[Problem description]: Where a line in the listing below contains the word "this", copy that line.

[Data items]:
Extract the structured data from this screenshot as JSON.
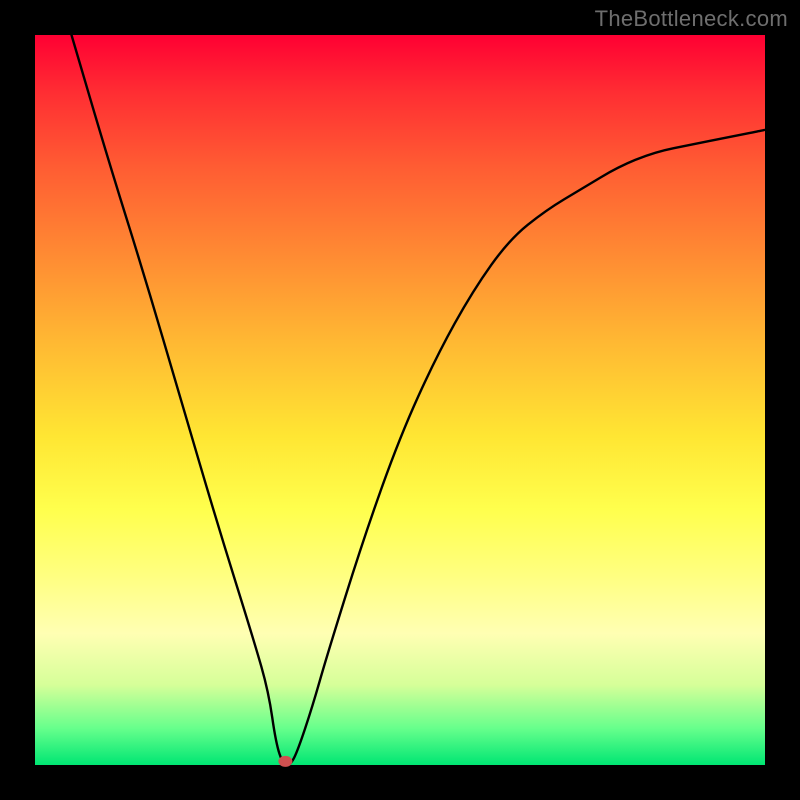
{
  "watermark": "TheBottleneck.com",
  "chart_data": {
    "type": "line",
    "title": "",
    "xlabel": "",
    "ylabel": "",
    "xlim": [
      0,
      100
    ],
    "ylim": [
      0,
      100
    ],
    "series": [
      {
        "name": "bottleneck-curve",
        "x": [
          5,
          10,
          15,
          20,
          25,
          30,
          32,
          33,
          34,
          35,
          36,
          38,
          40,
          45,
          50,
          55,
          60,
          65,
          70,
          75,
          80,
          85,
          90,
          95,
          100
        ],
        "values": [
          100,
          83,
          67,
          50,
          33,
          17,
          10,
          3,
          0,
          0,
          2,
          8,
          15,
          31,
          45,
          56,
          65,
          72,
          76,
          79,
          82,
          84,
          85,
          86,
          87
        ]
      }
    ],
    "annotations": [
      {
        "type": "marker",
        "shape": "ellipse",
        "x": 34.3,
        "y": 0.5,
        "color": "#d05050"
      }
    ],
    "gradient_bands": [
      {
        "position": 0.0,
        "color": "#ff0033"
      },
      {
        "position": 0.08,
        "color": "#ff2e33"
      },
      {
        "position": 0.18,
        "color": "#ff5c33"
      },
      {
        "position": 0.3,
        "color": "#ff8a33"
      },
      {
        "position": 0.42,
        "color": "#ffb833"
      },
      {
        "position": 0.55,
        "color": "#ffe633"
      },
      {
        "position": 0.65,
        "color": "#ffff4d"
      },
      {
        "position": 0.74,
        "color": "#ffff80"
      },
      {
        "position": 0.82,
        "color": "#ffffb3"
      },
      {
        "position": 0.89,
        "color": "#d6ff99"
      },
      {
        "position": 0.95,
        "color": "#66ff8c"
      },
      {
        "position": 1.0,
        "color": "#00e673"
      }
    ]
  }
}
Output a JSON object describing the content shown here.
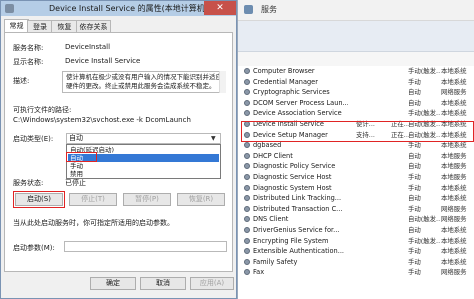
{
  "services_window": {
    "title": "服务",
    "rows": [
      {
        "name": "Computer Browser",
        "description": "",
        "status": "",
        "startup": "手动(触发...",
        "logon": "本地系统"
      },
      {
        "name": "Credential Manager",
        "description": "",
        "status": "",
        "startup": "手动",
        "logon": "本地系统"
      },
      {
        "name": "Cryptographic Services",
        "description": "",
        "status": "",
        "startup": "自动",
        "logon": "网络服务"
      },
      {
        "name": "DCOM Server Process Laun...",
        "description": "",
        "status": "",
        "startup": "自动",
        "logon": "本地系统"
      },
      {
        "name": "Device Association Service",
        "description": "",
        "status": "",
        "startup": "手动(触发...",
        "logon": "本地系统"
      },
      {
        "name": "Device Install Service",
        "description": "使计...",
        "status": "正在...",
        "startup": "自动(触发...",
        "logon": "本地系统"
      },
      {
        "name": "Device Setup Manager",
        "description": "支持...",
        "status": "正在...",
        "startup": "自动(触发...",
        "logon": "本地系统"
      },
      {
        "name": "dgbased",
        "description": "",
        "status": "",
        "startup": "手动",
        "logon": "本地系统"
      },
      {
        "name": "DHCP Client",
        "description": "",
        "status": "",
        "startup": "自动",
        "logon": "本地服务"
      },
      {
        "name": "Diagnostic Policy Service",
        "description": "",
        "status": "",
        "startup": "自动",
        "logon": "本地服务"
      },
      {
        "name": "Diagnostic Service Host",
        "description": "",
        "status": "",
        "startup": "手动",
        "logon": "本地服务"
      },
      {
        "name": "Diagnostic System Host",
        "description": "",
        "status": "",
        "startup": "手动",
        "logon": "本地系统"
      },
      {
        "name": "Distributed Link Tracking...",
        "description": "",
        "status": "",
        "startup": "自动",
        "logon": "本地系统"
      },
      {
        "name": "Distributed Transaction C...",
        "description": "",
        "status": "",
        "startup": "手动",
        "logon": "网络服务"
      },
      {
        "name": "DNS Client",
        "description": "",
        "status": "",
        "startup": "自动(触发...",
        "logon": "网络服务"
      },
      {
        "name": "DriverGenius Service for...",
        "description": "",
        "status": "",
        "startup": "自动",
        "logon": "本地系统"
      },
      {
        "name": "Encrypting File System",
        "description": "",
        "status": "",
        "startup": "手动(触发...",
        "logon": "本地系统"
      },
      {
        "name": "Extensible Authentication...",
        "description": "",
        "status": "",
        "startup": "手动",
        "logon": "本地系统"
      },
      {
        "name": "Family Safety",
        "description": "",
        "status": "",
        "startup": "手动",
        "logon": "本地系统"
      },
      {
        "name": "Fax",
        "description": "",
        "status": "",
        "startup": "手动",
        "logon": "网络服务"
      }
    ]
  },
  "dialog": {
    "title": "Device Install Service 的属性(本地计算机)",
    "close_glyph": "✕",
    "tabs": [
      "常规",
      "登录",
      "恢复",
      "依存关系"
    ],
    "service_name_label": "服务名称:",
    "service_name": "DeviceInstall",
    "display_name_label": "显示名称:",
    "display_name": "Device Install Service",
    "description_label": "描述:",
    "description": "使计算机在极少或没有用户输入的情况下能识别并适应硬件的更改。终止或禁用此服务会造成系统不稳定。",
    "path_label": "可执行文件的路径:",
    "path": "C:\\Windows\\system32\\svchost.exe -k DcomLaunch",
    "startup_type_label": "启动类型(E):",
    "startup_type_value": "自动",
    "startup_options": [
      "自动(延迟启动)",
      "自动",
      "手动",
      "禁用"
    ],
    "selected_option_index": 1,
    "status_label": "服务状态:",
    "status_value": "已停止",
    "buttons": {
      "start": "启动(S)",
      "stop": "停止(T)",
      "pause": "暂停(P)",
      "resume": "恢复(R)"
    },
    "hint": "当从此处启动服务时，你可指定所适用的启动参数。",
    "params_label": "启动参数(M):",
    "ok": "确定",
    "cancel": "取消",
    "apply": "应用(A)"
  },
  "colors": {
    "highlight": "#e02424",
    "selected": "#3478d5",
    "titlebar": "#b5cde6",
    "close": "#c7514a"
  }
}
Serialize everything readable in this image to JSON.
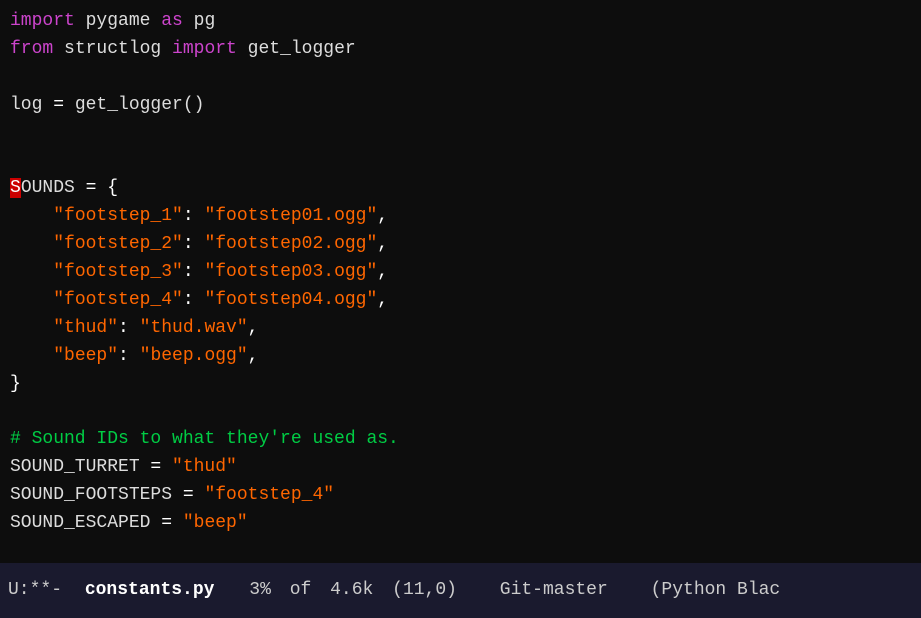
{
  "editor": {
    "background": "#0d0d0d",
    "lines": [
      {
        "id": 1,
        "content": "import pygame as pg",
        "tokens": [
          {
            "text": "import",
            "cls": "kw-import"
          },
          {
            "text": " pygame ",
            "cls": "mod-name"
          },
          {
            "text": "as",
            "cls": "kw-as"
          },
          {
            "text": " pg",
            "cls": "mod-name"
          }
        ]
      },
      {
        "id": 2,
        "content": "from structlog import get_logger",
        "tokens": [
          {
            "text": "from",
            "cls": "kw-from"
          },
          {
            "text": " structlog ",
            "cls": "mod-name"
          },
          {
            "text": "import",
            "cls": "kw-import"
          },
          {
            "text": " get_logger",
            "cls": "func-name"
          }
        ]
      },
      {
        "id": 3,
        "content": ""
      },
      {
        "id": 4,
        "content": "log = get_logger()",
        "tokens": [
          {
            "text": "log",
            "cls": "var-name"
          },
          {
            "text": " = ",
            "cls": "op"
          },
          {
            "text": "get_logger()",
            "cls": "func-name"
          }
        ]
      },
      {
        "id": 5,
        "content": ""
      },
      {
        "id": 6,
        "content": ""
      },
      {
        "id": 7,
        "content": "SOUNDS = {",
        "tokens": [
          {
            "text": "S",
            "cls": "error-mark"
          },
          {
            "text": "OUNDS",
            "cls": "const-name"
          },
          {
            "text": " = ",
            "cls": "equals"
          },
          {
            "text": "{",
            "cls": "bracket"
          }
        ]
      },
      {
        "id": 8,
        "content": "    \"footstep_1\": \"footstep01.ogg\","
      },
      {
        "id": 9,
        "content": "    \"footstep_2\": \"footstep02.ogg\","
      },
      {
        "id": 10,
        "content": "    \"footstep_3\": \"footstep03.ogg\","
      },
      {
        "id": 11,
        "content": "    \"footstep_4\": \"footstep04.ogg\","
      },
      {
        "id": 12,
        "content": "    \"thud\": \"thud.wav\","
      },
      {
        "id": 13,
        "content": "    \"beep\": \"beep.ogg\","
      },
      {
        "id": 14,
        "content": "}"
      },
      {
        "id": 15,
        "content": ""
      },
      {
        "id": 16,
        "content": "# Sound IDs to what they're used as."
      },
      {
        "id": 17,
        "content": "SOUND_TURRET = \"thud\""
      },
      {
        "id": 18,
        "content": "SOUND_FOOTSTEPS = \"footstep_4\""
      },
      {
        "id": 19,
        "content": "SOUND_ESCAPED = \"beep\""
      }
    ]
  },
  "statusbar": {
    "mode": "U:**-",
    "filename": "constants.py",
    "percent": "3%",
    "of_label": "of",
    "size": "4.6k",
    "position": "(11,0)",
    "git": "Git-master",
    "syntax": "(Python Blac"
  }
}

[The completed task]:
Extract the structured data from this screenshot as JSON.
Serialize everything readable in this image to JSON.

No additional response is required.